**Text:**

Setting Up Your First Business

For those who have set up their own businesses before, you know what to expect what you’re setting up the next one or assisting somebody else in getting one off the ground. However, if you’ve never had any experience with your own business before, it can be very daunting, and the idea of finances, employing staff and dealing with customers by yourself could be enough to put you off the idea altogether! Luckily, there are lots of things that you can do in order to make the task of setting up your own company a lot easier for yourself. Here are just a few things which will make a big difference to you and your business in the early days.Setting Up Your First Business

  1. Think about previous companies you’ve worked for

If you’ve been hired by somebody before, it’s most likely to have been a position in a business owned by somebody else. Think about the tasks you had to do throughout the day and how you had to carry them out. Think back to your interview, the training days, how you were told to behave with customers and the general behavior which employees needed while in the work place. It’s exactly the same thing, only this time, you’re on the other side of the fence. You’re the one employing the staff, training the staff and telling your employees how they should behave. If you had a boss who you particularly looked up to, mimic their style and use them as a good role model as you start up your own company.

  1. Sort out your own finances

It’s very difficult to manage the finances of your business if you haven’t got your own finances under control. Apart from the fact that you’ll need money to start the business off at the beginning, you may also need to fund the business in some way or another as you go along, for example, buying new furniture, covering extra costs or simply during a bad month when there aren’t enough profits. Having your own finances in order will also stand you in good stead for managing the business finances, since you’ll already have good experiencing keeping money in the right places and paying the bills on time. It’s no good setting up a business if you’re already dealing with debt relief problems of your own, since it’s not the best start for the company at all.

  1. Don’t hire people just because you know them

While you’re sure to trust the people you already know and you like the idea of them working in your business and having a stable job, you shouldn’t jump into hiring people just because they’re your friends or somebody you know has told you they’re a nice person. You should conduct proper interviews as if everybody applying for the job was a complete stranger to you, whether they are or not. You may also find that you will lose friendships if you have to speak to them about certain issues in the work place. People who know you may also feel that they can take advantage at work by wasting time, chatting to the other colleagues or not carrying out their duties as properly as they should.

  1. Advertise, advertise, advertise!

**Dataset entries:**

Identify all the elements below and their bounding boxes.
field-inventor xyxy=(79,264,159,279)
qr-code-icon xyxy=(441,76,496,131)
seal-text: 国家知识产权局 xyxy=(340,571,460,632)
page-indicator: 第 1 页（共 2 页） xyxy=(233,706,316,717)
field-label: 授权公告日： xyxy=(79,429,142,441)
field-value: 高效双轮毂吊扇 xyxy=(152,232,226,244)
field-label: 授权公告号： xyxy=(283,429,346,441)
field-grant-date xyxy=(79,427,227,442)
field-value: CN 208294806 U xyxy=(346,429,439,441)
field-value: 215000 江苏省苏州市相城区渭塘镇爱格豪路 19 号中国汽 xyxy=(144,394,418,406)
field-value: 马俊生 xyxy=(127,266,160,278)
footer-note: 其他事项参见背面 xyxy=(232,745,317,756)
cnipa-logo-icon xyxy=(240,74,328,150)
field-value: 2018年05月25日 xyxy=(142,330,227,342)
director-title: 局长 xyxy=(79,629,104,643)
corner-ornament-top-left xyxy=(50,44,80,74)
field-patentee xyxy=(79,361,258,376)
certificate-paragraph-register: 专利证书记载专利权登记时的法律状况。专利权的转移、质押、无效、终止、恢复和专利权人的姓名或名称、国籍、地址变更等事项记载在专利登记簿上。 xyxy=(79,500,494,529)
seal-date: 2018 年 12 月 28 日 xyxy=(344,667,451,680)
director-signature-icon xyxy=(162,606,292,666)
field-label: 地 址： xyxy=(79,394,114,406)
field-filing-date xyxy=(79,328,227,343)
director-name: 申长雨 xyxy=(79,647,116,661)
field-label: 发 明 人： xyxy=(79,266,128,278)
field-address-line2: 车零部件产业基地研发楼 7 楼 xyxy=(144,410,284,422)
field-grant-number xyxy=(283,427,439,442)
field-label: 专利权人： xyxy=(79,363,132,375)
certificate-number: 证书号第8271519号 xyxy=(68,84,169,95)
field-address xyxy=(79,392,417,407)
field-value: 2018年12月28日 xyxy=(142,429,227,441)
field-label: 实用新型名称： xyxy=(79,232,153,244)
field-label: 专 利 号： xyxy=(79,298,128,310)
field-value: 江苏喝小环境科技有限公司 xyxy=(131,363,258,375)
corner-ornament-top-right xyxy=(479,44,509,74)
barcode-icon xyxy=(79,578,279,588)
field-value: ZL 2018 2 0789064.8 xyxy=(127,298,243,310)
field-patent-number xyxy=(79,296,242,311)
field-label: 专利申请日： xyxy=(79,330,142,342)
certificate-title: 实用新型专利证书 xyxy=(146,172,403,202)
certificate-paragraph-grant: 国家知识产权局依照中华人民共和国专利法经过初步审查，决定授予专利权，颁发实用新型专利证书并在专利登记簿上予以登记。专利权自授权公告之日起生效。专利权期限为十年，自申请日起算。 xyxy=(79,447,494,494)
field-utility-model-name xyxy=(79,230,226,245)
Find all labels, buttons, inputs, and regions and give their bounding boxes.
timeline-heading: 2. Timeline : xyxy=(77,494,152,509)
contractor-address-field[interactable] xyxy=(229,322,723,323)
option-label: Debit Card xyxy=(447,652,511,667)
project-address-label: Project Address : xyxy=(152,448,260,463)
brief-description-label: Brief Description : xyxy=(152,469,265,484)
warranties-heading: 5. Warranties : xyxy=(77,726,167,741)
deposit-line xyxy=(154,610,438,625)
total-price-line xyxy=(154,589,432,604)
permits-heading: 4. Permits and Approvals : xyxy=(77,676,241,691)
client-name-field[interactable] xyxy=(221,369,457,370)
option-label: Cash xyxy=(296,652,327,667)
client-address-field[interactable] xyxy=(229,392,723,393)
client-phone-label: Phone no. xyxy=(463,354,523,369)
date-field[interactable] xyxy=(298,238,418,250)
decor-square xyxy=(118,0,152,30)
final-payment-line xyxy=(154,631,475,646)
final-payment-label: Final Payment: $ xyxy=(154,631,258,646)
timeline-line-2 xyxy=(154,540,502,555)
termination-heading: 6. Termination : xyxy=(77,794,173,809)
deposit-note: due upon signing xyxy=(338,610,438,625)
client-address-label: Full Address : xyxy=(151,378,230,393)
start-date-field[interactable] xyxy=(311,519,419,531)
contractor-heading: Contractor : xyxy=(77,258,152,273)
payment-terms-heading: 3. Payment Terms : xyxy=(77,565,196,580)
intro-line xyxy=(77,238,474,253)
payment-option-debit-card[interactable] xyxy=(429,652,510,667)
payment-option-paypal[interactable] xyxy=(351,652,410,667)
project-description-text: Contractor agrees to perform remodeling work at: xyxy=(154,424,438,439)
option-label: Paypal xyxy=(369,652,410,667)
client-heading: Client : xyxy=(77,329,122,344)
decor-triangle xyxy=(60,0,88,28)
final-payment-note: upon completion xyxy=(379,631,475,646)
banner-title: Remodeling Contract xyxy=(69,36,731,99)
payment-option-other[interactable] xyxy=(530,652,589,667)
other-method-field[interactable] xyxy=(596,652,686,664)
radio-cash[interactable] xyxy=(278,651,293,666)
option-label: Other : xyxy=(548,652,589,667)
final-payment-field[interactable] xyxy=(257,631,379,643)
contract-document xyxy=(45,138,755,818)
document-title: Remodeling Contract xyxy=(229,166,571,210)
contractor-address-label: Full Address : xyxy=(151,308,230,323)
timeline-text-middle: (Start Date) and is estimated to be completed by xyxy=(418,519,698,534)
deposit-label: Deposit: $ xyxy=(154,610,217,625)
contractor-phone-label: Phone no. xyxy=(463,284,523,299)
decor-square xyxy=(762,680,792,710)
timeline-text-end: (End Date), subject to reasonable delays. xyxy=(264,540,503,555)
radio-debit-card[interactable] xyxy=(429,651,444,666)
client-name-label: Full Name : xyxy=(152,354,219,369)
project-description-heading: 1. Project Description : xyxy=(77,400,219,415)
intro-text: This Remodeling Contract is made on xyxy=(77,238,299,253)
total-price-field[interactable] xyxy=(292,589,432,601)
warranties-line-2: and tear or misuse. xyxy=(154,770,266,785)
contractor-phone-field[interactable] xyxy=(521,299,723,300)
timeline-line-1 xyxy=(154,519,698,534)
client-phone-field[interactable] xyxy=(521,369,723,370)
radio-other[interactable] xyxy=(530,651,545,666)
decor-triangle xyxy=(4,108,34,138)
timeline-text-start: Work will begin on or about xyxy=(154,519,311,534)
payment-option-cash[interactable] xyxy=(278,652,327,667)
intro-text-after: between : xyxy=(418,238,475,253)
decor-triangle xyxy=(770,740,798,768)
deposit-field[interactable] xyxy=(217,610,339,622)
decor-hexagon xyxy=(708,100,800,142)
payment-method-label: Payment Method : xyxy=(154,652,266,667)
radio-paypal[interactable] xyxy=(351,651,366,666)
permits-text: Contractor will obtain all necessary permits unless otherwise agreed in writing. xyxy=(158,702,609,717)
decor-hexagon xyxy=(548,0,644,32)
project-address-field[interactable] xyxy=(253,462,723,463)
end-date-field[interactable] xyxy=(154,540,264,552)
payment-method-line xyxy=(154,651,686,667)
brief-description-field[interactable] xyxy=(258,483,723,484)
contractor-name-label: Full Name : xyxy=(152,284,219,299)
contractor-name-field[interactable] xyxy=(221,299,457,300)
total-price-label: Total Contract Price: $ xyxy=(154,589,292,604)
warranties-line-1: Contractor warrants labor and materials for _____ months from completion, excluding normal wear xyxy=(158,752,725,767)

**Exercise:**
Copy out the stretch of the first-business text from "1. Sort out" through "company at all." word for word.

**Worked solution:**
1. Sort out your own finances

It’s very difficult to manage the finances of your business if you haven’t got your own finances under control. Apart from the fact that you’ll need money to start the business off at the beginning, you may also need to fund the business in some way or another as you go along, for example, buying new furniture, covering extra costs or simply during a bad month when there aren’t enough profits. Having your own finances in order will also stand you in good stead for managing the business finances, since you’ll already have good experiencing keeping money in the right places and paying the bills on time. It’s no good setting up a business if you’re already dealing with debt relief problems of your own, since it’s not the best start for the company at all.